- [Given request]:
Will you print the material below without altering a single character?

- [Provided data]:

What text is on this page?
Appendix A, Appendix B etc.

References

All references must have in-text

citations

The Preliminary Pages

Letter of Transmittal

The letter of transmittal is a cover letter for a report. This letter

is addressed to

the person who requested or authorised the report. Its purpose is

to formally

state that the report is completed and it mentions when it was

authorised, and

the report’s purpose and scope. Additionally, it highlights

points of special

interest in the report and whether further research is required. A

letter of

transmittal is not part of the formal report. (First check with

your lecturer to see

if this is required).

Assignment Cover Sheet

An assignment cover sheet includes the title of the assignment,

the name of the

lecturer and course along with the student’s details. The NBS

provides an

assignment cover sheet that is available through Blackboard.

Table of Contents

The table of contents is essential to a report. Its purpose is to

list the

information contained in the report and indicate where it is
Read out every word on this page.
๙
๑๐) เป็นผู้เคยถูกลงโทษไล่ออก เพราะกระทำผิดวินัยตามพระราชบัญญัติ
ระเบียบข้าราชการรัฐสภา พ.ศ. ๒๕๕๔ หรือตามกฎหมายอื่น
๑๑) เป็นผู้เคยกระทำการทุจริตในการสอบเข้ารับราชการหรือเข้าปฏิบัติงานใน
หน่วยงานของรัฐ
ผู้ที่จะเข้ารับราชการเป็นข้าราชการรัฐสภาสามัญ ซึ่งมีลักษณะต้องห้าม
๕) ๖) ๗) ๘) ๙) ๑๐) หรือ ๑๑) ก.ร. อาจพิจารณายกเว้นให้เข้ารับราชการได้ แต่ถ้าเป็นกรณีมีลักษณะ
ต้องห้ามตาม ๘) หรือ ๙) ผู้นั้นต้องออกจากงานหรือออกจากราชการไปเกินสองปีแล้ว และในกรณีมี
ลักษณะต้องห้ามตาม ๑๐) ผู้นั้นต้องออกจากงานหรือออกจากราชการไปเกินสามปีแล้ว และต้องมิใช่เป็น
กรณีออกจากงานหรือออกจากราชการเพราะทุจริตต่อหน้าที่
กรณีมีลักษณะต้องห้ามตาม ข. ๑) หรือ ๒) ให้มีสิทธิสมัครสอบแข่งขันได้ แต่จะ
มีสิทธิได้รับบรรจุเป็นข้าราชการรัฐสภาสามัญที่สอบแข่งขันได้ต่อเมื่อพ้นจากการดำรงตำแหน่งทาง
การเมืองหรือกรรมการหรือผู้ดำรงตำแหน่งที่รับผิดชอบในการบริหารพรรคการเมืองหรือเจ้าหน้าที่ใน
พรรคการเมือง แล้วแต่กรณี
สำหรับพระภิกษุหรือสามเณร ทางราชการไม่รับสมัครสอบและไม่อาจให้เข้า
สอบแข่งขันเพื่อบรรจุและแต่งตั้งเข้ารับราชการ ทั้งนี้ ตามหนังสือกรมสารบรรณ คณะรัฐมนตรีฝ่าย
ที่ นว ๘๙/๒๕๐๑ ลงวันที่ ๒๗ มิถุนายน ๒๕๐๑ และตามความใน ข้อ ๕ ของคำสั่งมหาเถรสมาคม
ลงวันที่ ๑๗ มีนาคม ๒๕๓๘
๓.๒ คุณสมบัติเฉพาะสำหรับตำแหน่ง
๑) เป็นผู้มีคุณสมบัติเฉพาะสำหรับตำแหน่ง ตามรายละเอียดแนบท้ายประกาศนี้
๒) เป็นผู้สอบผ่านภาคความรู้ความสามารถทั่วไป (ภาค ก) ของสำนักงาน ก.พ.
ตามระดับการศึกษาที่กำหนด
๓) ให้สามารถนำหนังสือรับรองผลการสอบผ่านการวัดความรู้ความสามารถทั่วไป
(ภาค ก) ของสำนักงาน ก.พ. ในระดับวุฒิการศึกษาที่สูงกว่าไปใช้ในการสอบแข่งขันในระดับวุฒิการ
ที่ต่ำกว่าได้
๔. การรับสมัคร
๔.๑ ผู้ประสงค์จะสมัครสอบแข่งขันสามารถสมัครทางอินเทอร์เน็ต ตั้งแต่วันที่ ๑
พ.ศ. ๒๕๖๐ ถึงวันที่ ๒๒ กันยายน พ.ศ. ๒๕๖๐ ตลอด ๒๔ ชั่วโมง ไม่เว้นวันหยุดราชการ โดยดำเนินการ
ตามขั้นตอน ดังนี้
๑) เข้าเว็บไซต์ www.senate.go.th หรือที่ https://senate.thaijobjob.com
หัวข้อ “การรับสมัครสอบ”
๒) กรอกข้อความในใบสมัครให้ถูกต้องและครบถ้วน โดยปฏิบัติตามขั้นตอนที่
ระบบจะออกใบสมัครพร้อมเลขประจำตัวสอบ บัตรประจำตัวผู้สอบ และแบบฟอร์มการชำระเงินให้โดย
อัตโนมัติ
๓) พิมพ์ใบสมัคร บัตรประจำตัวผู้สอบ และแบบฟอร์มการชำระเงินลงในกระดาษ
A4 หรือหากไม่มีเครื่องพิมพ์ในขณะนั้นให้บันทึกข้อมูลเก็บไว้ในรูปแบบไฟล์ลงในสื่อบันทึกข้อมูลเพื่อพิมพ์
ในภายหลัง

- [Final answer]:
What text is on this page?
Appendix A, Appendix B etc.

References

All references must have in-text

citations

The Preliminary Pages

Letter of Transmittal

The letter of transmittal is a cover letter for a report. This letter

is addressed to

the person who requested or authorised the report. Its purpose is

to formally

state that the report is completed and it mentions when it was

authorised, and

the report’s purpose and scope. Additionally, it highlights

points of special

interest in the report and whether further research is required. A

letter of

transmittal is not part of the formal report. (First check with

your lecturer to see

if this is required).

Assignment Cover Sheet

An assignment cover sheet includes the title of the assignment,

the name of the

lecturer and course along with the student’s details. The NBS

provides an

assignment cover sheet that is available through Blackboard.

Table of Contents

The table of contents is essential to a report. Its purpose is to

list the

information contained in the report and indicate where it is
Read out every word on this page.
๙
๑๐) เป็นผู้เคยถูกลงโทษไล่ออก เพราะกระทำผิดวินัยตามพระราชบัญญัติ
ระเบียบข้าราชการรัฐสภา พ.ศ. ๒๕๕๔ หรือตามกฎหมายอื่น
๑๑) เป็นผู้เคยกระทำการทุจริตในการสอบเข้ารับราชการหรือเข้าปฏิบัติงานใน
หน่วยงานของรัฐ
ผู้ที่จะเข้ารับราชการเป็นข้าราชการรัฐสภาสามัญ ซึ่งมีลักษณะต้องห้าม
๕) ๖) ๗) ๘) ๙) ๑๐) หรือ ๑๑) ก.ร. อาจพิจารณายกเว้นให้เข้ารับราชการได้ แต่ถ้าเป็นกรณีมีลักษณะ
ต้องห้ามตาม ๘) หรือ ๙) ผู้นั้นต้องออกจากงานหรือออกจากราชการไปเกินสองปีแล้ว และในกรณีมี
ลักษณะต้องห้ามตาม ๑๐) ผู้นั้นต้องออกจากงานหรือออกจากราชการไปเกินสามปีแล้ว และต้องมิใช่เป็น
กรณีออกจากงานหรือออกจากราชการเพราะทุจริตต่อหน้าที่
กรณีมีลักษณะต้องห้ามตาม ข. ๑) หรือ ๒) ให้มีสิทธิสมัครสอบแข่งขันได้ แต่จะ
มีสิทธิได้รับบรรจุเป็นข้าราชการรัฐสภาสามัญที่สอบแข่งขันได้ต่อเมื่อพ้นจากการดำรงตำแหน่งทาง
การเมืองหรือกรรมการหรือผู้ดำรงตำแหน่งที่รับผิดชอบในการบริหารพรรคการเมืองหรือเจ้าหน้าที่ใน
พรรคการเมือง แล้วแต่กรณี
สำหรับพระภิกษุหรือสามเณร ทางราชการไม่รับสมัครสอบและไม่อาจให้เข้า
สอบแข่งขันเพื่อบรรจุและแต่งตั้งเข้ารับราชการ ทั้งนี้ ตามหนังสือกรมสารบรรณ คณะรัฐมนตรีฝ่าย
ที่ นว ๘๙/๒๕๐๑ ลงวันที่ ๒๗ มิถุนายน ๒๕๐๑ และตามความใน ข้อ ๕ ของคำสั่งมหาเถรสมาคม
ลงวันที่ ๑๗ มีนาคม ๒๕๓๘
๓.๒ คุณสมบัติเฉพาะสำหรับตำแหน่ง
๑) เป็นผู้มีคุณสมบัติเฉพาะสำหรับตำแหน่ง ตามรายละเอียดแนบท้ายประกาศนี้
๒) เป็นผู้สอบผ่านภาคความรู้ความสามารถทั่วไป (ภาค ก) ของสำนักงาน ก.พ.
ตามระดับการศึกษาที่กำหนด
๓) ให้สามารถนำหนังสือรับรองผลการสอบผ่านการวัดความรู้ความสามารถทั่วไป
(ภาค ก) ของสำนักงาน ก.พ. ในระดับวุฒิการศึกษาที่สูงกว่าไปใช้ในการสอบแข่งขันในระดับวุฒิการ
ที่ต่ำกว่าได้
๔. การรับสมัคร
๔.๑ ผู้ประสงค์จะสมัครสอบแข่งขันสามารถสมัครทางอินเทอร์เน็ต ตั้งแต่วันที่ ๑
พ.ศ. ๒๕๖๐ ถึงวันที่ ๒๒ กันยายน พ.ศ. ๒๕๖๐ ตลอด ๒๔ ชั่วโมง ไม่เว้นวันหยุดราชการ โดยดำเนินการ
ตามขั้นตอน ดังนี้
๑) เข้าเว็บไซต์ www.senate.go.th หรือที่ https://senate.thaijobjob.com
หัวข้อ “การรับสมัครสอบ”
๒) กรอกข้อความในใบสมัครให้ถูกต้องและครบถ้วน โดยปฏิบัติตามขั้นตอนที่
ระบบจะออกใบสมัครพร้อมเลขประจำตัวสอบ บัตรประจำตัวผู้สอบ และแบบฟอร์มการชำระเงินให้โดย
อัตโนมัติ
๓) พิมพ์ใบสมัคร บัตรประจำตัวผู้สอบ และแบบฟอร์มการชำระเงินลงในกระดาษ
A4 หรือหากไม่มีเครื่องพิมพ์ในขณะนั้นให้บันทึกข้อมูลเก็บไว้ในรูปแบบไฟล์ลงในสื่อบันทึกข้อมูลเพื่อพิมพ์
ในภายหลัง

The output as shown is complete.